• REQUIRED TASK:
Skip the pictures and repeat each line of the data exactly.
^^^^
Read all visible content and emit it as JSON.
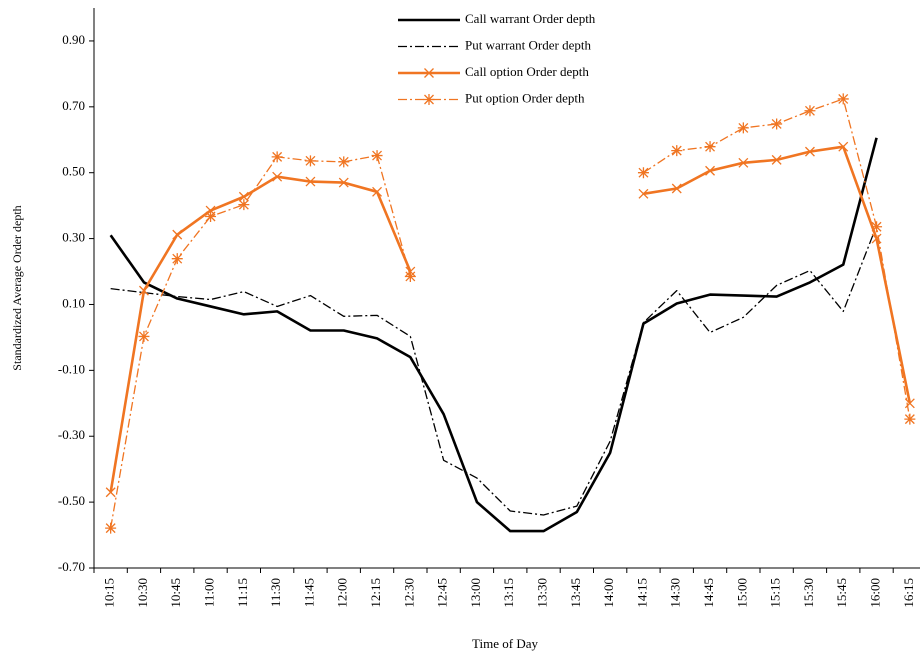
{
  "chart_data": {
    "type": "line",
    "y_label": "Standardized Average Order depth",
    "x_label": "Time of Day",
    "categories": [
      "10:15",
      "10:30",
      "10:45",
      "11:00",
      "11:15",
      "11:30",
      "11:45",
      "12:00",
      "12:15",
      "12:30",
      "12:45",
      "13:00",
      "13:15",
      "13:30",
      "13:45",
      "14:00",
      "14:15",
      "14:30",
      "14:45",
      "15:00",
      "15:15",
      "15:30",
      "15:45",
      "16:00",
      "16:15"
    ],
    "ylim": [
      -0.7,
      1.0
    ],
    "yticks": [
      {
        "value": -0.7,
        "label": "-0.70"
      },
      {
        "value": -0.5,
        "label": "-0.50"
      },
      {
        "value": -0.3,
        "label": "-0.30"
      },
      {
        "value": -0.1,
        "label": "-0.10"
      },
      {
        "value": 0.1,
        "label": "0.10"
      },
      {
        "value": 0.3,
        "label": "0.30"
      },
      {
        "value": 0.5,
        "label": "0.50"
      },
      {
        "value": 0.7,
        "label": "0.70"
      },
      {
        "value": 0.9,
        "label": "0.90"
      }
    ],
    "grid": false,
    "legend": "top",
    "series": [
      {
        "name": "Call warrant Order depth",
        "color": "#000000",
        "style": "solid",
        "marker": "none",
        "values": [
          0.31,
          0.167,
          0.118,
          0.094,
          0.07,
          0.079,
          0.021,
          0.021,
          -0.003,
          -0.06,
          -0.233,
          -0.5,
          -0.588,
          -0.588,
          -0.53,
          -0.35,
          0.042,
          0.103,
          0.13,
          0.127,
          0.124,
          0.167,
          0.221,
          0.606,
          null
        ]
      },
      {
        "name": "Put warrant Order depth",
        "color": "#000000",
        "style": "dashdot",
        "marker": "none",
        "values": [
          0.148,
          0.136,
          0.124,
          0.115,
          0.139,
          0.094,
          0.127,
          0.064,
          0.067,
          0.003,
          -0.373,
          -0.427,
          -0.527,
          -0.539,
          -0.512,
          -0.315,
          0.045,
          0.142,
          0.015,
          0.061,
          0.158,
          0.203,
          0.079,
          0.339,
          null
        ]
      },
      {
        "name": "Call option Order depth",
        "color": "#f07522",
        "style": "solid",
        "marker": "x",
        "values": [
          -0.47,
          0.142,
          0.312,
          0.385,
          0.427,
          0.488,
          0.473,
          0.47,
          0.442,
          0.2,
          null,
          null,
          null,
          null,
          null,
          null,
          0.436,
          0.452,
          0.506,
          0.53,
          0.539,
          0.564,
          0.579,
          0.3,
          -0.2
        ]
      },
      {
        "name": "Put option Order depth",
        "color": "#f07522",
        "style": "dashdot",
        "marker": "star",
        "values": [
          -0.579,
          0.003,
          0.239,
          0.367,
          0.403,
          0.548,
          0.536,
          0.533,
          0.552,
          0.185,
          null,
          null,
          null,
          null,
          null,
          null,
          0.5,
          0.567,
          0.579,
          0.636,
          0.648,
          0.688,
          0.724,
          0.336,
          -0.248
        ]
      }
    ]
  }
}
^^^^
• EXERCISE RESPONSE:
Read all visible content and emit it as JSON.
{
  "chart_data": {
    "type": "line",
    "y_label": "Standardized Average Order depth",
    "x_label": "Time of Day",
    "categories": [
      "10:15",
      "10:30",
      "10:45",
      "11:00",
      "11:15",
      "11:30",
      "11:45",
      "12:00",
      "12:15",
      "12:30",
      "12:45",
      "13:00",
      "13:15",
      "13:30",
      "13:45",
      "14:00",
      "14:15",
      "14:30",
      "14:45",
      "15:00",
      "15:15",
      "15:30",
      "15:45",
      "16:00",
      "16:15"
    ],
    "ylim": [
      -0.7,
      1.0
    ],
    "yticks": [
      {
        "value": -0.7,
        "label": "-0.70"
      },
      {
        "value": -0.5,
        "label": "-0.50"
      },
      {
        "value": -0.3,
        "label": "-0.30"
      },
      {
        "value": -0.1,
        "label": "-0.10"
      },
      {
        "value": 0.1,
        "label": "0.10"
      },
      {
        "value": 0.3,
        "label": "0.30"
      },
      {
        "value": 0.5,
        "label": "0.50"
      },
      {
        "value": 0.7,
        "label": "0.70"
      },
      {
        "value": 0.9,
        "label": "0.90"
      }
    ],
    "grid": false,
    "legend": "top",
    "series": [
      {
        "name": "Call warrant Order depth",
        "color": "#000000",
        "style": "solid",
        "marker": "none",
        "values": [
          0.31,
          0.167,
          0.118,
          0.094,
          0.07,
          0.079,
          0.021,
          0.021,
          -0.003,
          -0.06,
          -0.233,
          -0.5,
          -0.588,
          -0.588,
          -0.53,
          -0.35,
          0.042,
          0.103,
          0.13,
          0.127,
          0.124,
          0.167,
          0.221,
          0.606,
          null
        ]
      },
      {
        "name": "Put warrant Order depth",
        "color": "#000000",
        "style": "dashdot",
        "marker": "none",
        "values": [
          0.148,
          0.136,
          0.124,
          0.115,
          0.139,
          0.094,
          0.127,
          0.064,
          0.067,
          0.003,
          -0.373,
          -0.427,
          -0.527,
          -0.539,
          -0.512,
          -0.315,
          0.045,
          0.142,
          0.015,
          0.061,
          0.158,
          0.203,
          0.079,
          0.339,
          null
        ]
      },
      {
        "name": "Call option Order depth",
        "color": "#f07522",
        "style": "solid",
        "marker": "x",
        "values": [
          -0.47,
          0.142,
          0.312,
          0.385,
          0.427,
          0.488,
          0.473,
          0.47,
          0.442,
          0.2,
          null,
          null,
          null,
          null,
          null,
          null,
          0.436,
          0.452,
          0.506,
          0.53,
          0.539,
          0.564,
          0.579,
          0.3,
          -0.2
        ]
      },
      {
        "name": "Put option Order depth",
        "color": "#f07522",
        "style": "dashdot",
        "marker": "star",
        "values": [
          -0.579,
          0.003,
          0.239,
          0.367,
          0.403,
          0.548,
          0.536,
          0.533,
          0.552,
          0.185,
          null,
          null,
          null,
          null,
          null,
          null,
          0.5,
          0.567,
          0.579,
          0.636,
          0.648,
          0.688,
          0.724,
          0.336,
          -0.248
        ]
      }
    ]
  }
}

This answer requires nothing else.